*Problem details*
Quote every line below exactly as it reads.

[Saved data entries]
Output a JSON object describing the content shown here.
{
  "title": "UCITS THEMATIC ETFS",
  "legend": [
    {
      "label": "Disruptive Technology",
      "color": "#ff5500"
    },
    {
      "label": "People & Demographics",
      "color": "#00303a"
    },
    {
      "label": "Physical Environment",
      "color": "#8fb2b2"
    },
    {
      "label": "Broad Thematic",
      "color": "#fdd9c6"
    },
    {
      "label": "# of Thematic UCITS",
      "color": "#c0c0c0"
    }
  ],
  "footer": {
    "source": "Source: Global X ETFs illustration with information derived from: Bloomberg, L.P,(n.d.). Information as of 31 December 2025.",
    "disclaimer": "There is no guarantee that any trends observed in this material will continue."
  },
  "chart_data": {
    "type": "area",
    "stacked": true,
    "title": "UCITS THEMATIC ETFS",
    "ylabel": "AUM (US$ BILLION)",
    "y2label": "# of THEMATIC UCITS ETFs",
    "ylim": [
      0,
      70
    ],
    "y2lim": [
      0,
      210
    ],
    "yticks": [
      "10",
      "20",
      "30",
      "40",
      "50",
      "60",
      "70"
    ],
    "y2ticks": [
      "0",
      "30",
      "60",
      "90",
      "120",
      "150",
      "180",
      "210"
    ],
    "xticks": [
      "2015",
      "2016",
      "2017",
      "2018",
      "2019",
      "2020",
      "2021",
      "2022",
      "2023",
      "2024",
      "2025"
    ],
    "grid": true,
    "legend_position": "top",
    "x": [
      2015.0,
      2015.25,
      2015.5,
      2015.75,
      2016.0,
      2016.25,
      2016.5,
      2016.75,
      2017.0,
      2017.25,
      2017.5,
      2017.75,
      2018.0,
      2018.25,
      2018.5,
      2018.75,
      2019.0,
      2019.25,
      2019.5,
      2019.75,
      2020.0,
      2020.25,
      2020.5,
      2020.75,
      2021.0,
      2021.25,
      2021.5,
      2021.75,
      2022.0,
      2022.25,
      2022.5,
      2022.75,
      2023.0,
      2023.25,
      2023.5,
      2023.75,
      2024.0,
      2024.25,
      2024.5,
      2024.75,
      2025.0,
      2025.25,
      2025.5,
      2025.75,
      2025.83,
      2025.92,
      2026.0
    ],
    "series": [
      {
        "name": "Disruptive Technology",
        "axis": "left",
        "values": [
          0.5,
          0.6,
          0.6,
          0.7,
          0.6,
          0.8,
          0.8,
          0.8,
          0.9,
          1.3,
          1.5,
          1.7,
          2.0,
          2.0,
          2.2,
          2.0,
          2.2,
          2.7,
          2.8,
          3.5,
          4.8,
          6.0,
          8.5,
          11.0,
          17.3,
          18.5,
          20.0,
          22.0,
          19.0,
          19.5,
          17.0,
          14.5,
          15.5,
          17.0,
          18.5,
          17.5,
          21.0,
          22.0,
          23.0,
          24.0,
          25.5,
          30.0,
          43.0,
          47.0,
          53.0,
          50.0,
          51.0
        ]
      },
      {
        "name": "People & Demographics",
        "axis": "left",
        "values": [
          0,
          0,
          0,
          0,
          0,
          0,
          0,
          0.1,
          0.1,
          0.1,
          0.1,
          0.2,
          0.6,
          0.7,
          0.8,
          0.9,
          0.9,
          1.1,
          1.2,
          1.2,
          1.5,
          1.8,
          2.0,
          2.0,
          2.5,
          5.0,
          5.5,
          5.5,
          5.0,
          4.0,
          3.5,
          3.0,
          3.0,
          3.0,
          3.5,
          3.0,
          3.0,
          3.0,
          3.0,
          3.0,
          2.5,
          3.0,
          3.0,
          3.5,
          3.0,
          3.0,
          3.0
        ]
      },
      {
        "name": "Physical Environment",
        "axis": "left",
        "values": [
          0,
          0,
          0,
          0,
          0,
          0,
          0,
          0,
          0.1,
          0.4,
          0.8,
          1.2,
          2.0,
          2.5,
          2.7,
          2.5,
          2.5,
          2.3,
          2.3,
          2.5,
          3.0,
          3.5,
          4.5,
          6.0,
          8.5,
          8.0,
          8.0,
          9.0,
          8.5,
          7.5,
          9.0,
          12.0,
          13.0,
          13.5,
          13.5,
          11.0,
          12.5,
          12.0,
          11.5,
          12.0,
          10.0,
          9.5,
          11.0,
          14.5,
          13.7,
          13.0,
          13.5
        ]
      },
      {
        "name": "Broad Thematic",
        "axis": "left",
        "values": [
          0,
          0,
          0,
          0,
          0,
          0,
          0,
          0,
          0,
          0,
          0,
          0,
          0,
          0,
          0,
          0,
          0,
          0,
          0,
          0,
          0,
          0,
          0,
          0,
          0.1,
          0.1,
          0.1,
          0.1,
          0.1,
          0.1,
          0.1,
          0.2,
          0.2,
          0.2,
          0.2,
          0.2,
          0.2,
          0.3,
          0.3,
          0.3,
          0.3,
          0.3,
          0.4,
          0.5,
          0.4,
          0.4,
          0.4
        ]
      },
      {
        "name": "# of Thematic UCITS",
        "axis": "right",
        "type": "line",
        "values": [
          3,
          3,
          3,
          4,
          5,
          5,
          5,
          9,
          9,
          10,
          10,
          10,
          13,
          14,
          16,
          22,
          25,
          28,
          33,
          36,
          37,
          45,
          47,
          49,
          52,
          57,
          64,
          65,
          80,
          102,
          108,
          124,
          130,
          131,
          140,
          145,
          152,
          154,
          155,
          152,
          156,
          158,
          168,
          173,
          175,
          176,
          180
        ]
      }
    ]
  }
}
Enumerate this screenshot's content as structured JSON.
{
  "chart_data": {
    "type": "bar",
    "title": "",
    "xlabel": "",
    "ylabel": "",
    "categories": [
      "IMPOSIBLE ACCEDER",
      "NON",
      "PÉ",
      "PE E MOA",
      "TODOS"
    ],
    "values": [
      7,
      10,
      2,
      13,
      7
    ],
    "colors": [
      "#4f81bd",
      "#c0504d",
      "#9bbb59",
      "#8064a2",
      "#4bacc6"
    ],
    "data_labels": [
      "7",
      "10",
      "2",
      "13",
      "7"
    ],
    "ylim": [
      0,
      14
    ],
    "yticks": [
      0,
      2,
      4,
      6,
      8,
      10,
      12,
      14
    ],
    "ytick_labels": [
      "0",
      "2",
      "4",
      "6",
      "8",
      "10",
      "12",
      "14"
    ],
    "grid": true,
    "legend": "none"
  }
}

*Output below*
Output a JSON object describing the content shown here.
{
  "title": "UCITS THEMATIC ETFS",
  "legend": [
    {
      "label": "Disruptive Technology",
      "color": "#ff5500"
    },
    {
      "label": "People & Demographics",
      "color": "#00303a"
    },
    {
      "label": "Physical Environment",
      "color": "#8fb2b2"
    },
    {
      "label": "Broad Thematic",
      "color": "#fdd9c6"
    },
    {
      "label": "# of Thematic UCITS",
      "color": "#c0c0c0"
    }
  ],
  "footer": {
    "source": "Source: Global X ETFs illustration with information derived from: Bloomberg, L.P,(n.d.). Information as of 31 December 2025.",
    "disclaimer": "There is no guarantee that any trends observed in this material will continue."
  },
  "chart_data": {
    "type": "area",
    "stacked": true,
    "title": "UCITS THEMATIC ETFS",
    "ylabel": "AUM (US$ BILLION)",
    "y2label": "# of THEMATIC UCITS ETFs",
    "ylim": [
      0,
      70
    ],
    "y2lim": [
      0,
      210
    ],
    "yticks": [
      "10",
      "20",
      "30",
      "40",
      "50",
      "60",
      "70"
    ],
    "y2ticks": [
      "0",
      "30",
      "60",
      "90",
      "120",
      "150",
      "180",
      "210"
    ],
    "xticks": [
      "2015",
      "2016",
      "2017",
      "2018",
      "2019",
      "2020",
      "2021",
      "2022",
      "2023",
      "2024",
      "2025"
    ],
    "grid": true,
    "legend_position": "top",
    "x": [
      2015.0,
      2015.25,
      2015.5,
      2015.75,
      2016.0,
      2016.25,
      2016.5,
      2016.75,
      2017.0,
      2017.25,
      2017.5,
      2017.75,
      2018.0,
      2018.25,
      2018.5,
      2018.75,
      2019.0,
      2019.25,
      2019.5,
      2019.75,
      2020.0,
      2020.25,
      2020.5,
      2020.75,
      2021.0,
      2021.25,
      2021.5,
      2021.75,
      2022.0,
      2022.25,
      2022.5,
      2022.75,
      2023.0,
      2023.25,
      2023.5,
      2023.75,
      2024.0,
      2024.25,
      2024.5,
      2024.75,
      2025.0,
      2025.25,
      2025.5,
      2025.75,
      2025.83,
      2025.92,
      2026.0
    ],
    "series": [
      {
        "name": "Disruptive Technology",
        "axis": "left",
        "values": [
          0.5,
          0.6,
          0.6,
          0.7,
          0.6,
          0.8,
          0.8,
          0.8,
          0.9,
          1.3,
          1.5,
          1.7,
          2.0,
          2.0,
          2.2,
          2.0,
          2.2,
          2.7,
          2.8,
          3.5,
          4.8,
          6.0,
          8.5,
          11.0,
          17.3,
          18.5,
          20.0,
          22.0,
          19.0,
          19.5,
          17.0,
          14.5,
          15.5,
          17.0,
          18.5,
          17.5,
          21.0,
          22.0,
          23.0,
          24.0,
          25.5,
          30.0,
          43.0,
          47.0,
          53.0,
          50.0,
          51.0
        ]
      },
      {
        "name": "People & Demographics",
        "axis": "left",
        "values": [
          0,
          0,
          0,
          0,
          0,
          0,
          0,
          0.1,
          0.1,
          0.1,
          0.1,
          0.2,
          0.6,
          0.7,
          0.8,
          0.9,
          0.9,
          1.1,
          1.2,
          1.2,
          1.5,
          1.8,
          2.0,
          2.0,
          2.5,
          5.0,
          5.5,
          5.5,
          5.0,
          4.0,
          3.5,
          3.0,
          3.0,
          3.0,
          3.5,
          3.0,
          3.0,
          3.0,
          3.0,
          3.0,
          2.5,
          3.0,
          3.0,
          3.5,
          3.0,
          3.0,
          3.0
        ]
      },
      {
        "name": "Physical Environment",
        "axis": "left",
        "values": [
          0,
          0,
          0,
          0,
          0,
          0,
          0,
          0,
          0.1,
          0.4,
          0.8,
          1.2,
          2.0,
          2.5,
          2.7,
          2.5,
          2.5,
          2.3,
          2.3,
          2.5,
          3.0,
          3.5,
          4.5,
          6.0,
          8.5,
          8.0,
          8.0,
          9.0,
          8.5,
          7.5,
          9.0,
          12.0,
          13.0,
          13.5,
          13.5,
          11.0,
          12.5,
          12.0,
          11.5,
          12.0,
          10.0,
          9.5,
          11.0,
          14.5,
          13.7,
          13.0,
          13.5
        ]
      },
      {
        "name": "Broad Thematic",
        "axis": "left",
        "values": [
          0,
          0,
          0,
          0,
          0,
          0,
          0,
          0,
          0,
          0,
          0,
          0,
          0,
          0,
          0,
          0,
          0,
          0,
          0,
          0,
          0,
          0,
          0,
          0,
          0.1,
          0.1,
          0.1,
          0.1,
          0.1,
          0.1,
          0.1,
          0.2,
          0.2,
          0.2,
          0.2,
          0.2,
          0.2,
          0.3,
          0.3,
          0.3,
          0.3,
          0.3,
          0.4,
          0.5,
          0.4,
          0.4,
          0.4
        ]
      },
      {
        "name": "# of Thematic UCITS",
        "axis": "right",
        "type": "line",
        "values": [
          3,
          3,
          3,
          4,
          5,
          5,
          5,
          9,
          9,
          10,
          10,
          10,
          13,
          14,
          16,
          22,
          25,
          28,
          33,
          36,
          37,
          45,
          47,
          49,
          52,
          57,
          64,
          65,
          80,
          102,
          108,
          124,
          130,
          131,
          140,
          145,
          152,
          154,
          155,
          152,
          156,
          158,
          168,
          173,
          175,
          176,
          180
        ]
      }
    ]
  }
}
Enumerate this screenshot's content as structured JSON.
{
  "chart_data": {
    "type": "bar",
    "title": "",
    "xlabel": "",
    "ylabel": "",
    "categories": [
      "IMPOSIBLE ACCEDER",
      "NON",
      "PÉ",
      "PE E MOA",
      "TODOS"
    ],
    "values": [
      7,
      10,
      2,
      13,
      7
    ],
    "colors": [
      "#4f81bd",
      "#c0504d",
      "#9bbb59",
      "#8064a2",
      "#4bacc6"
    ],
    "data_labels": [
      "7",
      "10",
      "2",
      "13",
      "7"
    ],
    "ylim": [
      0,
      14
    ],
    "yticks": [
      0,
      2,
      4,
      6,
      8,
      10,
      12,
      14
    ],
    "ytick_labels": [
      "0",
      "2",
      "4",
      "6",
      "8",
      "10",
      "12",
      "14"
    ],
    "grid": true,
    "legend": "none"
  }
}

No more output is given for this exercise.